> [PROBLEM]: Exclude the pictures, then repeat the remaining data exactly.
<<<<
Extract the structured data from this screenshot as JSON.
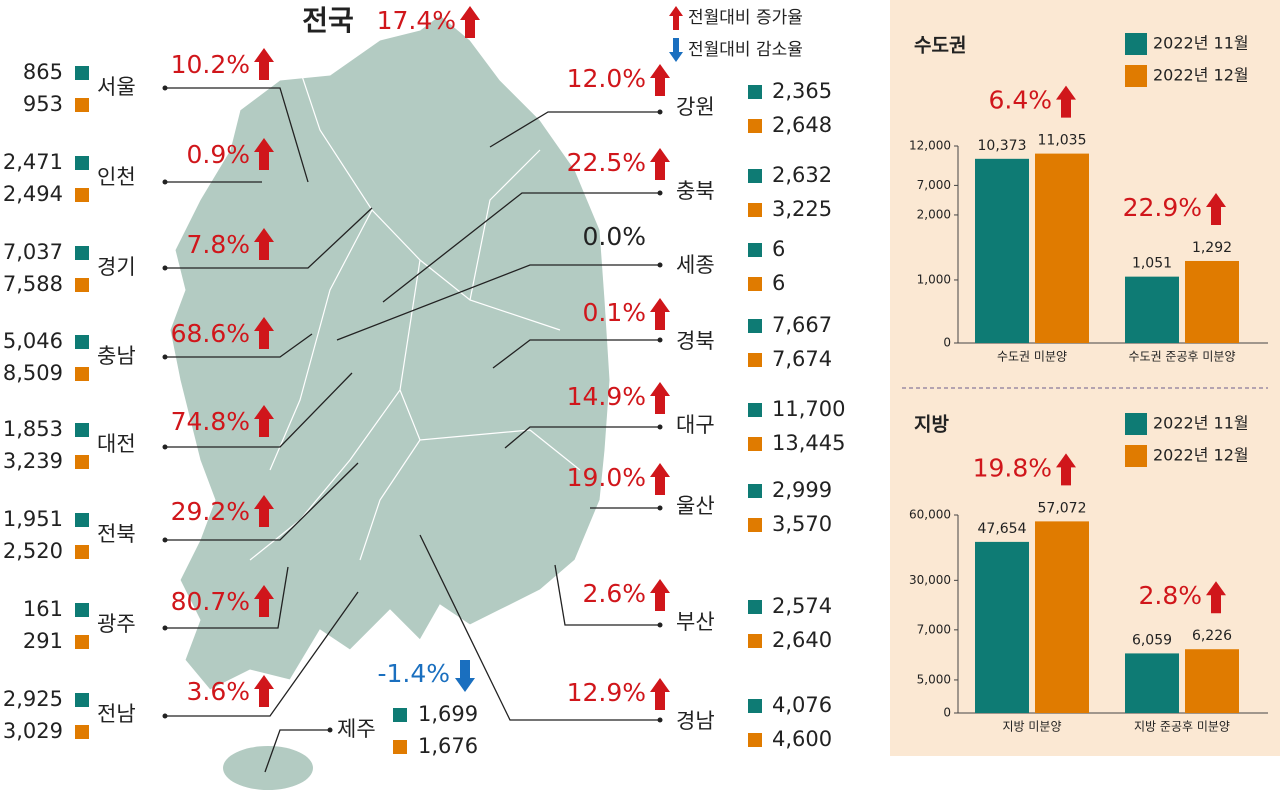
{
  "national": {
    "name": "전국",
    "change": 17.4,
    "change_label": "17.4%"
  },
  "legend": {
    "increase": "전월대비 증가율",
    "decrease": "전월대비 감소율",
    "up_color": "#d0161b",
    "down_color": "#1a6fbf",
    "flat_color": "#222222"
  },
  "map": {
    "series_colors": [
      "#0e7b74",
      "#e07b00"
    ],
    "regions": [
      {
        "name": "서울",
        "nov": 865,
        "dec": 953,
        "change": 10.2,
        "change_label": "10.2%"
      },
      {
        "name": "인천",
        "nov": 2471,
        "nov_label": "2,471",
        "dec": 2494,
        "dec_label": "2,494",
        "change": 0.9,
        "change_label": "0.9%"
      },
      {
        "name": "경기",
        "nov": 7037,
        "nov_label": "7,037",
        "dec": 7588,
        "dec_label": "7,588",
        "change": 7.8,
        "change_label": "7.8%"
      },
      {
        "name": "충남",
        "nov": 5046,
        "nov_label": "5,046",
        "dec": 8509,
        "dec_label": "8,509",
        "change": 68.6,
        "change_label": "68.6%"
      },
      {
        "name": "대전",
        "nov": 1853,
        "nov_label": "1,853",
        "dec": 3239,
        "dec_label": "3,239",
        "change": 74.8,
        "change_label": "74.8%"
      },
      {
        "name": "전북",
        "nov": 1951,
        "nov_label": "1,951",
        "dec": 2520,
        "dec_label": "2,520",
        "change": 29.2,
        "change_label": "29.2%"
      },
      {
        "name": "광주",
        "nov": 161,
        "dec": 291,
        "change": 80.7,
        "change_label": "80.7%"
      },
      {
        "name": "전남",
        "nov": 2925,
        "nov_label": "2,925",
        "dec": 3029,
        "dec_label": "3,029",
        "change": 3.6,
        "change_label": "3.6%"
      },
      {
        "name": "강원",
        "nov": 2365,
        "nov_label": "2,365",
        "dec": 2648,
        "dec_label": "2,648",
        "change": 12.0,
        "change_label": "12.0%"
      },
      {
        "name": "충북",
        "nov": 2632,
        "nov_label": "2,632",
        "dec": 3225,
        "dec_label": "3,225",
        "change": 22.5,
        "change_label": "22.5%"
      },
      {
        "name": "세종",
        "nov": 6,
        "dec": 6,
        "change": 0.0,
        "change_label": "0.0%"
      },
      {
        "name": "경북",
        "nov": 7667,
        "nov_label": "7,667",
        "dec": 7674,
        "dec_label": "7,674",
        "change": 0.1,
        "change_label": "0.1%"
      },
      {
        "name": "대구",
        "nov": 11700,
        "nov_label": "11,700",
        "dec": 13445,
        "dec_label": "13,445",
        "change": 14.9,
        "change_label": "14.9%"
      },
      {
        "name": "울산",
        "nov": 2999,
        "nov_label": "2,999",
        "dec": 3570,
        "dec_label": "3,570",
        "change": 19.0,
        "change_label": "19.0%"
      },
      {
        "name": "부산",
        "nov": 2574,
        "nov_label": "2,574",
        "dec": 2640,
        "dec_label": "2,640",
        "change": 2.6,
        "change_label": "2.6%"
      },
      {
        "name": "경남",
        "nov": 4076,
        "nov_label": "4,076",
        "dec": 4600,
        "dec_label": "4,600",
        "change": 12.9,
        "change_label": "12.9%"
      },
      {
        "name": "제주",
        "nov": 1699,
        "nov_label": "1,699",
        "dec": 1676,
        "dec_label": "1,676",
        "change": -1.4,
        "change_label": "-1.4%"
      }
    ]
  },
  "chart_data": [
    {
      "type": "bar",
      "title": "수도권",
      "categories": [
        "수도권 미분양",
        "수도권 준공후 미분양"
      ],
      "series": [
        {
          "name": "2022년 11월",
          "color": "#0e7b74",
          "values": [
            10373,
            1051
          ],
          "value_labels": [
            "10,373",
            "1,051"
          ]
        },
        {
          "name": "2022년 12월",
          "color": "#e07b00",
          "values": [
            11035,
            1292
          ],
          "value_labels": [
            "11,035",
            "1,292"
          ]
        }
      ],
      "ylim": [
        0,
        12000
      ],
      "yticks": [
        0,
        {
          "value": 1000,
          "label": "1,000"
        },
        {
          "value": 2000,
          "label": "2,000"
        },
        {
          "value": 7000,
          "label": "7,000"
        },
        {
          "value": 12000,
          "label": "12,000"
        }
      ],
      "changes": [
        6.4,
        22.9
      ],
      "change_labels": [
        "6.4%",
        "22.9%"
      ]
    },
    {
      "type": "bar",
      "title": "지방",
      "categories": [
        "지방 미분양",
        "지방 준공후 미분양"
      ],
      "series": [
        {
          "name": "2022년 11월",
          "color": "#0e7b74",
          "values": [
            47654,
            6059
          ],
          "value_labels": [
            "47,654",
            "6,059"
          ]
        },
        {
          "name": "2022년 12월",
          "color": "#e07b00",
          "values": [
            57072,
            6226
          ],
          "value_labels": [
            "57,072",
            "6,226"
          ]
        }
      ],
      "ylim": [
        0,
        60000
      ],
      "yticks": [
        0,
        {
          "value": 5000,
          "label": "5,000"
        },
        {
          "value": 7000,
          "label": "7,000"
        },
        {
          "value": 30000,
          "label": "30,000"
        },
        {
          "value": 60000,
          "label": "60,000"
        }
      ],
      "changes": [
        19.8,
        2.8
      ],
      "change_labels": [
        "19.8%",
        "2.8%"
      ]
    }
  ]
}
>>>>
> [RESPONSE TO THIS TASK]:
Extract the structured data from this screenshot as JSON.
{
  "national": {
    "name": "전국",
    "change": 17.4,
    "change_label": "17.4%"
  },
  "legend": {
    "increase": "전월대비 증가율",
    "decrease": "전월대비 감소율",
    "up_color": "#d0161b",
    "down_color": "#1a6fbf",
    "flat_color": "#222222"
  },
  "map": {
    "series_colors": [
      "#0e7b74",
      "#e07b00"
    ],
    "regions": [
      {
        "name": "서울",
        "nov": 865,
        "dec": 953,
        "change": 10.2,
        "change_label": "10.2%"
      },
      {
        "name": "인천",
        "nov": 2471,
        "nov_label": "2,471",
        "dec": 2494,
        "dec_label": "2,494",
        "change": 0.9,
        "change_label": "0.9%"
      },
      {
        "name": "경기",
        "nov": 7037,
        "nov_label": "7,037",
        "dec": 7588,
        "dec_label": "7,588",
        "change": 7.8,
        "change_label": "7.8%"
      },
      {
        "name": "충남",
        "nov": 5046,
        "nov_label": "5,046",
        "dec": 8509,
        "dec_label": "8,509",
        "change": 68.6,
        "change_label": "68.6%"
      },
      {
        "name": "대전",
        "nov": 1853,
        "nov_label": "1,853",
        "dec": 3239,
        "dec_label": "3,239",
        "change": 74.8,
        "change_label": "74.8%"
      },
      {
        "name": "전북",
        "nov": 1951,
        "nov_label": "1,951",
        "dec": 2520,
        "dec_label": "2,520",
        "change": 29.2,
        "change_label": "29.2%"
      },
      {
        "name": "광주",
        "nov": 161,
        "dec": 291,
        "change": 80.7,
        "change_label": "80.7%"
      },
      {
        "name": "전남",
        "nov": 2925,
        "nov_label": "2,925",
        "dec": 3029,
        "dec_label": "3,029",
        "change": 3.6,
        "change_label": "3.6%"
      },
      {
        "name": "강원",
        "nov": 2365,
        "nov_label": "2,365",
        "dec": 2648,
        "dec_label": "2,648",
        "change": 12.0,
        "change_label": "12.0%"
      },
      {
        "name": "충북",
        "nov": 2632,
        "nov_label": "2,632",
        "dec": 3225,
        "dec_label": "3,225",
        "change": 22.5,
        "change_label": "22.5%"
      },
      {
        "name": "세종",
        "nov": 6,
        "dec": 6,
        "change": 0.0,
        "change_label": "0.0%"
      },
      {
        "name": "경북",
        "nov": 7667,
        "nov_label": "7,667",
        "dec": 7674,
        "dec_label": "7,674",
        "change": 0.1,
        "change_label": "0.1%"
      },
      {
        "name": "대구",
        "nov": 11700,
        "nov_label": "11,700",
        "dec": 13445,
        "dec_label": "13,445",
        "change": 14.9,
        "change_label": "14.9%"
      },
      {
        "name": "울산",
        "nov": 2999,
        "nov_label": "2,999",
        "dec": 3570,
        "dec_label": "3,570",
        "change": 19.0,
        "change_label": "19.0%"
      },
      {
        "name": "부산",
        "nov": 2574,
        "nov_label": "2,574",
        "dec": 2640,
        "dec_label": "2,640",
        "change": 2.6,
        "change_label": "2.6%"
      },
      {
        "name": "경남",
        "nov": 4076,
        "nov_label": "4,076",
        "dec": 4600,
        "dec_label": "4,600",
        "change": 12.9,
        "change_label": "12.9%"
      },
      {
        "name": "제주",
        "nov": 1699,
        "nov_label": "1,699",
        "dec": 1676,
        "dec_label": "1,676",
        "change": -1.4,
        "change_label": "-1.4%"
      }
    ]
  },
  "chart_data": [
    {
      "type": "bar",
      "title": "수도권",
      "categories": [
        "수도권 미분양",
        "수도권 준공후 미분양"
      ],
      "series": [
        {
          "name": "2022년 11월",
          "color": "#0e7b74",
          "values": [
            10373,
            1051
          ],
          "value_labels": [
            "10,373",
            "1,051"
          ]
        },
        {
          "name": "2022년 12월",
          "color": "#e07b00",
          "values": [
            11035,
            1292
          ],
          "value_labels": [
            "11,035",
            "1,292"
          ]
        }
      ],
      "ylim": [
        0,
        12000
      ],
      "yticks": [
        0,
        {
          "value": 1000,
          "label": "1,000"
        },
        {
          "value": 2000,
          "label": "2,000"
        },
        {
          "value": 7000,
          "label": "7,000"
        },
        {
          "value": 12000,
          "label": "12,000"
        }
      ],
      "changes": [
        6.4,
        22.9
      ],
      "change_labels": [
        "6.4%",
        "22.9%"
      ]
    },
    {
      "type": "bar",
      "title": "지방",
      "categories": [
        "지방 미분양",
        "지방 준공후 미분양"
      ],
      "series": [
        {
          "name": "2022년 11월",
          "color": "#0e7b74",
          "values": [
            47654,
            6059
          ],
          "value_labels": [
            "47,654",
            "6,059"
          ]
        },
        {
          "name": "2022년 12월",
          "color": "#e07b00",
          "values": [
            57072,
            6226
          ],
          "value_labels": [
            "57,072",
            "6,226"
          ]
        }
      ],
      "ylim": [
        0,
        60000
      ],
      "yticks": [
        0,
        {
          "value": 5000,
          "label": "5,000"
        },
        {
          "value": 7000,
          "label": "7,000"
        },
        {
          "value": 30000,
          "label": "30,000"
        },
        {
          "value": 60000,
          "label": "60,000"
        }
      ],
      "changes": [
        19.8,
        2.8
      ],
      "change_labels": [
        "19.8%",
        "2.8%"
      ]
    }
  ]
}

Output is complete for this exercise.